**EXERCISE REQUIREMENTS**
Write out each line that follows exactly as it stands, without the pictures.

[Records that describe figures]
[Start]

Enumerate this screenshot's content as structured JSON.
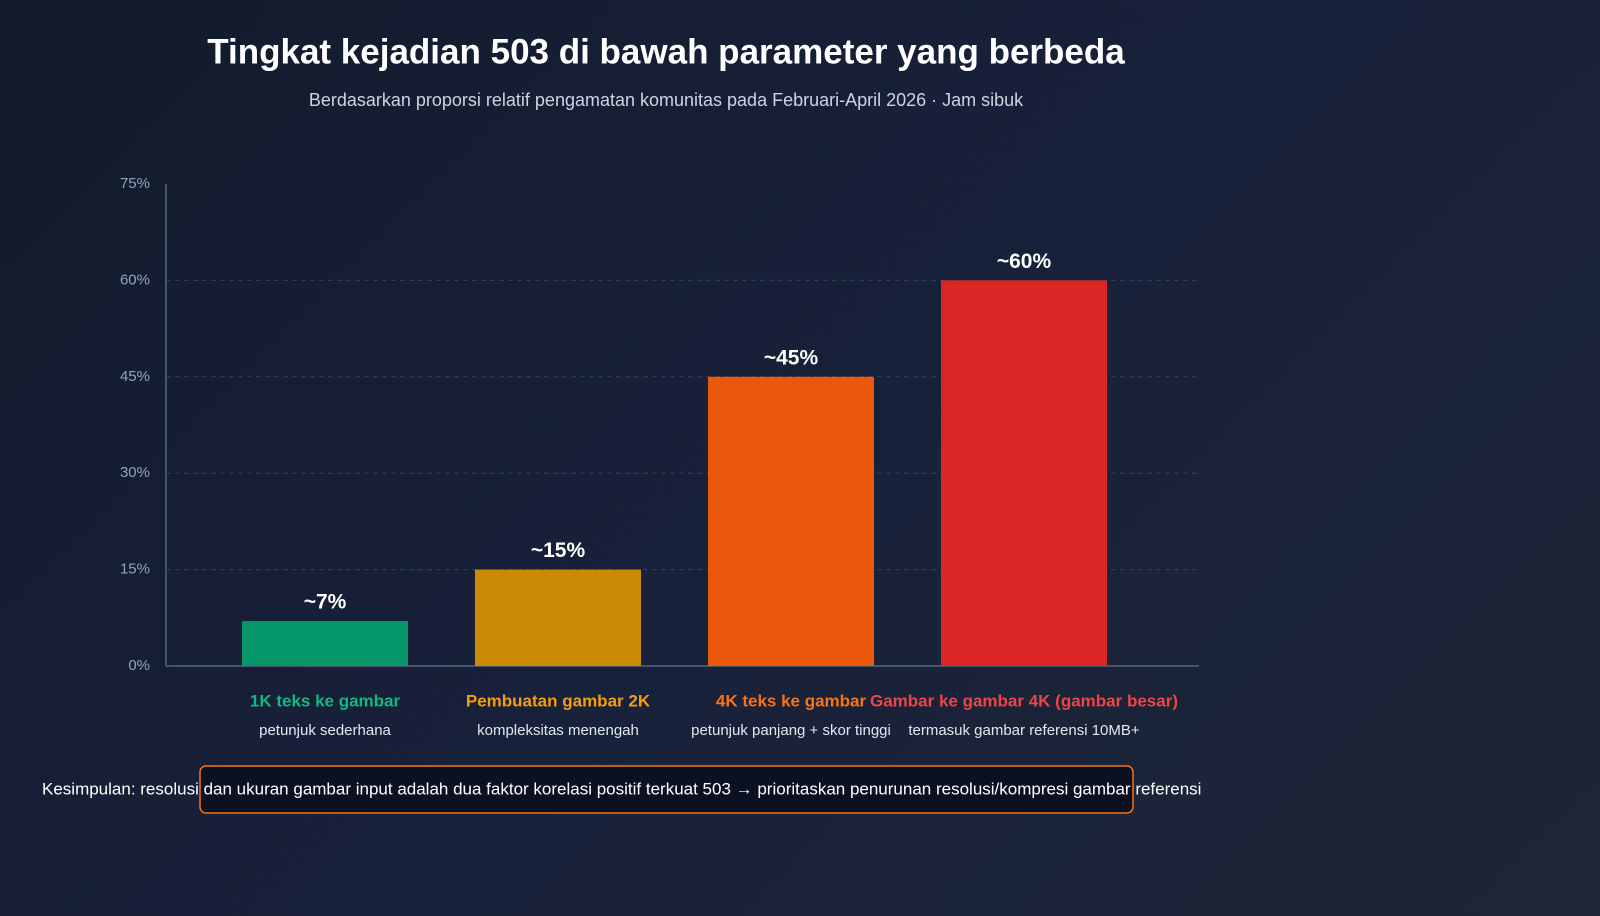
{
  "chart_data": {
    "type": "bar",
    "title": "Tingkat kejadian 503 di bawah parameter yang berbeda",
    "subtitle": "Berdasarkan proporsi relatif pengamatan komunitas pada Februari-April 2026 · Jam sibuk",
    "categories": [
      "1K teks ke gambar",
      "Pembuatan gambar 2K",
      "4K teks ke gambar",
      "Gambar ke gambar 4K (gambar besar)"
    ],
    "category_notes": [
      "petunjuk sederhana",
      "kompleksitas menengah",
      "petunjuk panjang + skor tinggi",
      "termasuk gambar referensi 10MB+"
    ],
    "values": [
      7,
      15,
      45,
      60
    ],
    "value_labels": [
      "~7%",
      "~15%",
      "~45%",
      "~60%"
    ],
    "colors": [
      "#059669",
      "#ca8a04",
      "#ea580c",
      "#dc2626"
    ],
    "label_colors": [
      "#10b981",
      "#f59e0b",
      "#f97316",
      "#ef4444"
    ],
    "ylim": [
      0,
      75
    ],
    "yticks": [
      {
        "value": 0,
        "label": "0%"
      },
      {
        "value": 15,
        "label": "15%"
      },
      {
        "value": 30,
        "label": "30%"
      },
      {
        "value": 45,
        "label": "45%"
      },
      {
        "value": 60,
        "label": "60%"
      },
      {
        "value": 75,
        "label": "75%"
      }
    ],
    "grid": true,
    "conclusion": "Kesimpulan: resolusi dan ukuran gambar input adalah dua faktor korelasi positif terkuat 503 → prioritaskan penurunan resolusi/kompresi gambar referensi"
  }
}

[End]

**SOLUTION**
Enumerate this screenshot's content as structured JSON.
{
  "chart_data": {
    "type": "bar",
    "title": "Tingkat kejadian 503 di bawah parameter yang berbeda",
    "subtitle": "Berdasarkan proporsi relatif pengamatan komunitas pada Februari-April 2026 · Jam sibuk",
    "categories": [
      "1K teks ke gambar",
      "Pembuatan gambar 2K",
      "4K teks ke gambar",
      "Gambar ke gambar 4K (gambar besar)"
    ],
    "category_notes": [
      "petunjuk sederhana",
      "kompleksitas menengah",
      "petunjuk panjang + skor tinggi",
      "termasuk gambar referensi 10MB+"
    ],
    "values": [
      7,
      15,
      45,
      60
    ],
    "value_labels": [
      "~7%",
      "~15%",
      "~45%",
      "~60%"
    ],
    "colors": [
      "#059669",
      "#ca8a04",
      "#ea580c",
      "#dc2626"
    ],
    "label_colors": [
      "#10b981",
      "#f59e0b",
      "#f97316",
      "#ef4444"
    ],
    "ylim": [
      0,
      75
    ],
    "yticks": [
      {
        "value": 0,
        "label": "0%"
      },
      {
        "value": 15,
        "label": "15%"
      },
      {
        "value": 30,
        "label": "30%"
      },
      {
        "value": 45,
        "label": "45%"
      },
      {
        "value": 60,
        "label": "60%"
      },
      {
        "value": 75,
        "label": "75%"
      }
    ],
    "grid": true,
    "conclusion": "Kesimpulan: resolusi dan ukuran gambar input adalah dua faktor korelasi positif terkuat 503 → prioritaskan penurunan resolusi/kompresi gambar referensi"
  }
}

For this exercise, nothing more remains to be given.